§ **WHAT YOU SHOULD DO**: Do not include the pictures; repeat the rest of the data exactly.

§ **DATA LISTING**:
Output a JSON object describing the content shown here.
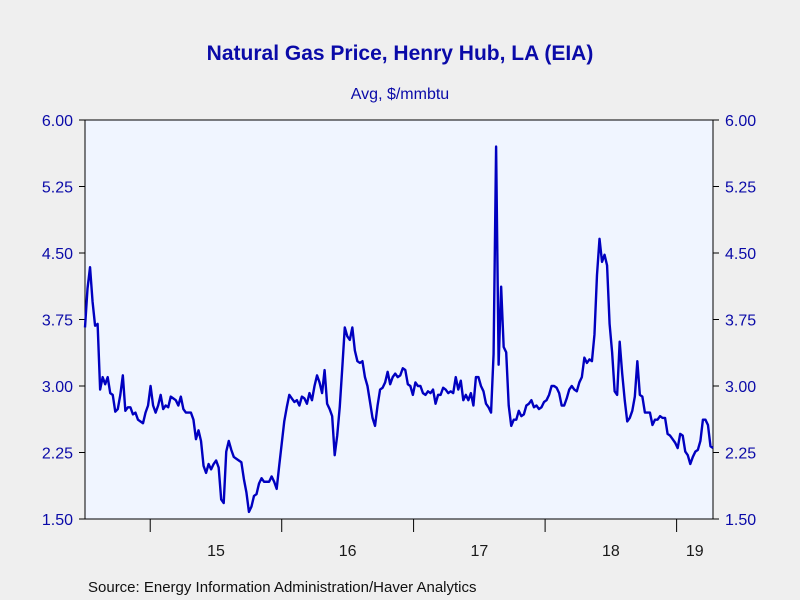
{
  "chart_data": {
    "type": "line",
    "title": "Natural Gas Price, Henry Hub, LA (EIA)",
    "subtitle": "Avg, $/mmbtu",
    "source": "Source:  Energy Information Administration/Haver Analytics",
    "ylim": [
      1.5,
      6.0
    ],
    "yticks": [
      "6.00",
      "5.25",
      "4.50",
      "3.75",
      "3.00",
      "2.25",
      "1.50"
    ],
    "x_tick_labels": [
      "15",
      "16",
      "17",
      "18",
      "19"
    ],
    "grid": false,
    "colors": {
      "line": "#0000c0",
      "plot_bg": "#f0f5ff",
      "text": "#0a0aa8",
      "page_bg": "#efefef"
    },
    "series": [
      {
        "frequency": "weekly",
        "start": "2014-07-04",
        "values": [
          3.66,
          4.1,
          4.34,
          3.95,
          3.68,
          3.7,
          2.96,
          3.1,
          3.02,
          3.1,
          2.92,
          2.9,
          2.71,
          2.74,
          2.9,
          3.12,
          2.72,
          2.76,
          2.76,
          2.68,
          2.7,
          2.62,
          2.6,
          2.58,
          2.7,
          2.78,
          3.0,
          2.78,
          2.7,
          2.78,
          2.9,
          2.74,
          2.78,
          2.76,
          2.88,
          2.86,
          2.84,
          2.78,
          2.88,
          2.74,
          2.7,
          2.7,
          2.7,
          2.62,
          2.4,
          2.5,
          2.38,
          2.1,
          2.02,
          2.12,
          2.06,
          2.12,
          2.16,
          2.08,
          1.72,
          1.68,
          2.26,
          2.38,
          2.28,
          2.2,
          2.18,
          2.16,
          2.14,
          1.95,
          1.8,
          1.58,
          1.64,
          1.76,
          1.78,
          1.9,
          1.96,
          1.92,
          1.92,
          1.92,
          1.98,
          1.92,
          1.84,
          2.1,
          2.35,
          2.6,
          2.76,
          2.9,
          2.86,
          2.82,
          2.84,
          2.78,
          2.88,
          2.86,
          2.8,
          2.92,
          2.84,
          3.0,
          3.12,
          3.04,
          2.92,
          3.18,
          2.8,
          2.74,
          2.66,
          2.22,
          2.44,
          2.76,
          3.2,
          3.66,
          3.56,
          3.52,
          3.66,
          3.4,
          3.28,
          3.26,
          3.28,
          3.1,
          3.0,
          2.82,
          2.64,
          2.55,
          2.78,
          2.96,
          2.98,
          3.04,
          3.16,
          3.02,
          3.1,
          3.14,
          3.1,
          3.12,
          3.2,
          3.18,
          3.02,
          3.0,
          2.9,
          3.04,
          3.0,
          3.0,
          2.92,
          2.9,
          2.94,
          2.92,
          2.96,
          2.8,
          2.9,
          2.9,
          2.98,
          2.96,
          2.92,
          2.94,
          2.92,
          3.1,
          2.96,
          3.06,
          2.84,
          2.9,
          2.84,
          2.92,
          2.78,
          3.1,
          3.1,
          3.0,
          2.94,
          2.8,
          2.76,
          2.7,
          3.36,
          5.7,
          3.24,
          4.12,
          3.44,
          3.38,
          2.78,
          2.55,
          2.62,
          2.62,
          2.72,
          2.66,
          2.68,
          2.78,
          2.8,
          2.84,
          2.76,
          2.78,
          2.74,
          2.76,
          2.82,
          2.84,
          2.9,
          3.0,
          3.0,
          2.98,
          2.92,
          2.78,
          2.78,
          2.86,
          2.96,
          3.0,
          2.96,
          2.94,
          3.04,
          3.1,
          3.32,
          3.26,
          3.3,
          3.28,
          3.58,
          4.25,
          4.66,
          4.4,
          4.48,
          4.36,
          3.7,
          3.38,
          2.94,
          2.9,
          3.5,
          3.14,
          2.84,
          2.6,
          2.64,
          2.72,
          2.88,
          3.28,
          2.9,
          2.88,
          2.7,
          2.7,
          2.7,
          2.56,
          2.62,
          2.62,
          2.66,
          2.64,
          2.64,
          2.46,
          2.44,
          2.4,
          2.36,
          2.3,
          2.46,
          2.44,
          2.26,
          2.22,
          2.12,
          2.2,
          2.26,
          2.28,
          2.38,
          2.62,
          2.62,
          2.56,
          2.32,
          2.3
        ]
      }
    ]
  }
}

§ **RESULT FOR THIS TASK**:
Output a JSON object describing the content shown here.
{
  "chart_data": {
    "type": "line",
    "title": "Natural Gas Price, Henry Hub, LA (EIA)",
    "subtitle": "Avg, $/mmbtu",
    "source": "Source:  Energy Information Administration/Haver Analytics",
    "ylim": [
      1.5,
      6.0
    ],
    "yticks": [
      "6.00",
      "5.25",
      "4.50",
      "3.75",
      "3.00",
      "2.25",
      "1.50"
    ],
    "x_tick_labels": [
      "15",
      "16",
      "17",
      "18",
      "19"
    ],
    "grid": false,
    "colors": {
      "line": "#0000c0",
      "plot_bg": "#f0f5ff",
      "text": "#0a0aa8",
      "page_bg": "#efefef"
    },
    "series": [
      {
        "frequency": "weekly",
        "start": "2014-07-04",
        "values": [
          3.66,
          4.1,
          4.34,
          3.95,
          3.68,
          3.7,
          2.96,
          3.1,
          3.02,
          3.1,
          2.92,
          2.9,
          2.71,
          2.74,
          2.9,
          3.12,
          2.72,
          2.76,
          2.76,
          2.68,
          2.7,
          2.62,
          2.6,
          2.58,
          2.7,
          2.78,
          3.0,
          2.78,
          2.7,
          2.78,
          2.9,
          2.74,
          2.78,
          2.76,
          2.88,
          2.86,
          2.84,
          2.78,
          2.88,
          2.74,
          2.7,
          2.7,
          2.7,
          2.62,
          2.4,
          2.5,
          2.38,
          2.1,
          2.02,
          2.12,
          2.06,
          2.12,
          2.16,
          2.08,
          1.72,
          1.68,
          2.26,
          2.38,
          2.28,
          2.2,
          2.18,
          2.16,
          2.14,
          1.95,
          1.8,
          1.58,
          1.64,
          1.76,
          1.78,
          1.9,
          1.96,
          1.92,
          1.92,
          1.92,
          1.98,
          1.92,
          1.84,
          2.1,
          2.35,
          2.6,
          2.76,
          2.9,
          2.86,
          2.82,
          2.84,
          2.78,
          2.88,
          2.86,
          2.8,
          2.92,
          2.84,
          3.0,
          3.12,
          3.04,
          2.92,
          3.18,
          2.8,
          2.74,
          2.66,
          2.22,
          2.44,
          2.76,
          3.2,
          3.66,
          3.56,
          3.52,
          3.66,
          3.4,
          3.28,
          3.26,
          3.28,
          3.1,
          3.0,
          2.82,
          2.64,
          2.55,
          2.78,
          2.96,
          2.98,
          3.04,
          3.16,
          3.02,
          3.1,
          3.14,
          3.1,
          3.12,
          3.2,
          3.18,
          3.02,
          3.0,
          2.9,
          3.04,
          3.0,
          3.0,
          2.92,
          2.9,
          2.94,
          2.92,
          2.96,
          2.8,
          2.9,
          2.9,
          2.98,
          2.96,
          2.92,
          2.94,
          2.92,
          3.1,
          2.96,
          3.06,
          2.84,
          2.9,
          2.84,
          2.92,
          2.78,
          3.1,
          3.1,
          3.0,
          2.94,
          2.8,
          2.76,
          2.7,
          3.36,
          5.7,
          3.24,
          4.12,
          3.44,
          3.38,
          2.78,
          2.55,
          2.62,
          2.62,
          2.72,
          2.66,
          2.68,
          2.78,
          2.8,
          2.84,
          2.76,
          2.78,
          2.74,
          2.76,
          2.82,
          2.84,
          2.9,
          3.0,
          3.0,
          2.98,
          2.92,
          2.78,
          2.78,
          2.86,
          2.96,
          3.0,
          2.96,
          2.94,
          3.04,
          3.1,
          3.32,
          3.26,
          3.3,
          3.28,
          3.58,
          4.25,
          4.66,
          4.4,
          4.48,
          4.36,
          3.7,
          3.38,
          2.94,
          2.9,
          3.5,
          3.14,
          2.84,
          2.6,
          2.64,
          2.72,
          2.88,
          3.28,
          2.9,
          2.88,
          2.7,
          2.7,
          2.7,
          2.56,
          2.62,
          2.62,
          2.66,
          2.64,
          2.64,
          2.46,
          2.44,
          2.4,
          2.36,
          2.3,
          2.46,
          2.44,
          2.26,
          2.22,
          2.12,
          2.2,
          2.26,
          2.28,
          2.38,
          2.62,
          2.62,
          2.56,
          2.32,
          2.3
        ]
      }
    ]
  }
}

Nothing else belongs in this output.